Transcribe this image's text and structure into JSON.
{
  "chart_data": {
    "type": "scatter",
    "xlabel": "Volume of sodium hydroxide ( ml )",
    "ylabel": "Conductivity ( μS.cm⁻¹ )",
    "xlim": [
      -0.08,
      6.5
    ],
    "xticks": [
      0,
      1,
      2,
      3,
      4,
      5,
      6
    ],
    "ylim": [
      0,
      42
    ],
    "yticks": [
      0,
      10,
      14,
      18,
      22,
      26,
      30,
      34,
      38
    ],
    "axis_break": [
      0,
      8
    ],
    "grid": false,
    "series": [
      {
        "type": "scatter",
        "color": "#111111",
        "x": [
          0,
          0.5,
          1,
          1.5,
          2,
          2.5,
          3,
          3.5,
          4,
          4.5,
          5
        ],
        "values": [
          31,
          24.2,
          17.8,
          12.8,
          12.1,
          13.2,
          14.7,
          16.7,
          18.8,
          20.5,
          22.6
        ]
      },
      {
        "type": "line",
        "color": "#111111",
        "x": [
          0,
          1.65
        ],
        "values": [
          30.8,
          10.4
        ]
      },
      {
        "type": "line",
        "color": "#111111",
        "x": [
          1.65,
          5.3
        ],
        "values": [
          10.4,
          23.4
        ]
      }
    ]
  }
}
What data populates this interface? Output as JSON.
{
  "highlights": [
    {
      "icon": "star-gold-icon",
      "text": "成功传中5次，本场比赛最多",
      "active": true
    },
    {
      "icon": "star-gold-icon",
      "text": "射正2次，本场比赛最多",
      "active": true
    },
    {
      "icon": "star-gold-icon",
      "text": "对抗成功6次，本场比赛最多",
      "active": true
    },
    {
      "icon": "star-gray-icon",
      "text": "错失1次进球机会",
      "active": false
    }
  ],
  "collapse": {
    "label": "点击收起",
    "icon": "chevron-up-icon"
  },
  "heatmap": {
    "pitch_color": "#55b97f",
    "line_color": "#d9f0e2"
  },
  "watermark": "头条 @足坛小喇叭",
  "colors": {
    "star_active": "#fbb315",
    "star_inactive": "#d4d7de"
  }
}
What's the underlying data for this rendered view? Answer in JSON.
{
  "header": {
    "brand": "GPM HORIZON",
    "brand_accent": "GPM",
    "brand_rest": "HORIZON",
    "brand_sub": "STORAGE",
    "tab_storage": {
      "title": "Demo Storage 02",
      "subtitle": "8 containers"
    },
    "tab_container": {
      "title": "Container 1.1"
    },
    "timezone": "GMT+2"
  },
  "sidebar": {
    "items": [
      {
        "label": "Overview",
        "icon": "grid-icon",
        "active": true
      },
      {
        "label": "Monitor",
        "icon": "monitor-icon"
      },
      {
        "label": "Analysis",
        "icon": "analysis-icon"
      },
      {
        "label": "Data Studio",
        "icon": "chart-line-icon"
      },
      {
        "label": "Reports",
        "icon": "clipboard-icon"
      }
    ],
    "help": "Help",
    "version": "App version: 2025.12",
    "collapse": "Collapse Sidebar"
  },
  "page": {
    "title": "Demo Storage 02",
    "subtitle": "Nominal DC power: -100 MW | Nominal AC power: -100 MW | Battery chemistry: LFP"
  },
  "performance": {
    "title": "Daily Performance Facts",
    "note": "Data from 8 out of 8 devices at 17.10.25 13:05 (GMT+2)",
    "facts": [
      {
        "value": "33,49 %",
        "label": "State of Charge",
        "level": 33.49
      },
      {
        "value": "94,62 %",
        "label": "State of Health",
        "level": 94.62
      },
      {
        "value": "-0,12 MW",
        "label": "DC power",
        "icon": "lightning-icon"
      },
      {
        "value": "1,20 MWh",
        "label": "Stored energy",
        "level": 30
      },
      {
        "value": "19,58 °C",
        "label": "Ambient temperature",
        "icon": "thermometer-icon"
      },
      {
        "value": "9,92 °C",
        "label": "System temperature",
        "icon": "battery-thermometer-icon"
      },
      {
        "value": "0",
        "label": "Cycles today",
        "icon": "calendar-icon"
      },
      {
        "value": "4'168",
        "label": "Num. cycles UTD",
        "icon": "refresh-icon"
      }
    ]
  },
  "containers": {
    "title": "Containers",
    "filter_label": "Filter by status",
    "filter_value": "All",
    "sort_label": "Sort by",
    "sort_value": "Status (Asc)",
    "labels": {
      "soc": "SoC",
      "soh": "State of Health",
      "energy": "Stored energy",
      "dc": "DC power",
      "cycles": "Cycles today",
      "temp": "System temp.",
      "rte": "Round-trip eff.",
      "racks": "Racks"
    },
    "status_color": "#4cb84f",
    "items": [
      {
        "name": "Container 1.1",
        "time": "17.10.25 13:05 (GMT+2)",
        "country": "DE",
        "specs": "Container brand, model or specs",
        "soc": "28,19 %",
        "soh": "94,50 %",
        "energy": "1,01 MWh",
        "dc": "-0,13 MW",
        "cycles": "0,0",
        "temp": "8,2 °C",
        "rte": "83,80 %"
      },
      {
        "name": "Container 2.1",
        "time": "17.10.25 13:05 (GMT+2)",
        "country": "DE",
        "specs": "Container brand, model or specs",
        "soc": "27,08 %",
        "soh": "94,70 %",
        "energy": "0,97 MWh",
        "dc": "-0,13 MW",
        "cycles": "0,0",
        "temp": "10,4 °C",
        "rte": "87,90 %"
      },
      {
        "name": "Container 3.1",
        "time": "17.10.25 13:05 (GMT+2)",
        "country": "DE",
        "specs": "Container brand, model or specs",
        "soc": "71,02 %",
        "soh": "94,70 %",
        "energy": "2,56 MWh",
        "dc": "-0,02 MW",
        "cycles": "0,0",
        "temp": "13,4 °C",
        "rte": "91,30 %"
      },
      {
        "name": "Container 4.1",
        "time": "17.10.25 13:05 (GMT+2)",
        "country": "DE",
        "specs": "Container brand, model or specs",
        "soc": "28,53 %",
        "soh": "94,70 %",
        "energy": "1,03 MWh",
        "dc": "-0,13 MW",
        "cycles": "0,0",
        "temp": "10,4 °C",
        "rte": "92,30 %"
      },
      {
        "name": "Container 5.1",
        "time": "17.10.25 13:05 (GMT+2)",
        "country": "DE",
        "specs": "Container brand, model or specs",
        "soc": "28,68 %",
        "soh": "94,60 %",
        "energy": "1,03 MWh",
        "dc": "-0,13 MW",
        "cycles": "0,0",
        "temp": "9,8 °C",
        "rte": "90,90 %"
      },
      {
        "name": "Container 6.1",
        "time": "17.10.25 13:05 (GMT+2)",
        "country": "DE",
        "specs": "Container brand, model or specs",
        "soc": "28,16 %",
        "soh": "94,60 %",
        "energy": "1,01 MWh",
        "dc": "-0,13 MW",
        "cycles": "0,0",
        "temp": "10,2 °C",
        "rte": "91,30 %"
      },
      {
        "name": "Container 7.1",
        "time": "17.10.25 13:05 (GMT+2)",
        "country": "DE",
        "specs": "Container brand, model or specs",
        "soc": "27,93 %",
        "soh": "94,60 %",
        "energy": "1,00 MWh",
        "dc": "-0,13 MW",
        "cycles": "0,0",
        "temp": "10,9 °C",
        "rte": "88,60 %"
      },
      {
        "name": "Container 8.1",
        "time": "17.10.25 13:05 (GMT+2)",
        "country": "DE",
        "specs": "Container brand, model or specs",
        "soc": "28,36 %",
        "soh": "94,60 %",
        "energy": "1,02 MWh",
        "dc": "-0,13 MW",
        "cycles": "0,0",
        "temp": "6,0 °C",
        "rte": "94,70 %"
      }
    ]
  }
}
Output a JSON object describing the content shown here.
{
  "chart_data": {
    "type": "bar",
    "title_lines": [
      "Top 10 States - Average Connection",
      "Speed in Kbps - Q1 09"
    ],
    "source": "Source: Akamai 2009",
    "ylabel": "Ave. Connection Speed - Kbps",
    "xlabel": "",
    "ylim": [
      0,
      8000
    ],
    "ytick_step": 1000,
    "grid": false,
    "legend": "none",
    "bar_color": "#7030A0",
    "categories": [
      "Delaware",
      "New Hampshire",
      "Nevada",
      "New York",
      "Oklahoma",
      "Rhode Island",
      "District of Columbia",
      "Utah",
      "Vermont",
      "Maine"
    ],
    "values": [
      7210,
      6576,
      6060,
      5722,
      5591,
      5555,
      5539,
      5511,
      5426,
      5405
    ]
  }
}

....

In the listing above, find the line containing "Output a JSON" and please quote exactly that line through the last one, and no other lines.

*TASK OUTPUT*:
Output a JSON object describing the content shown here.
{
  "chart_data": {
    "type": "bar",
    "title_lines": [
      "Top 10 States - Average Connection",
      "Speed in Kbps - Q1 09"
    ],
    "source": "Source: Akamai 2009",
    "ylabel": "Ave. Connection Speed - Kbps",
    "xlabel": "",
    "ylim": [
      0,
      8000
    ],
    "ytick_step": 1000,
    "grid": false,
    "legend": "none",
    "bar_color": "#7030A0",
    "categories": [
      "Delaware",
      "New Hampshire",
      "Nevada",
      "New York",
      "Oklahoma",
      "Rhode Island",
      "District of Columbia",
      "Utah",
      "Vermont",
      "Maine"
    ],
    "values": [
      7210,
      6576,
      6060,
      5722,
      5591,
      5555,
      5539,
      5511,
      5426,
      5405
    ]
  }
}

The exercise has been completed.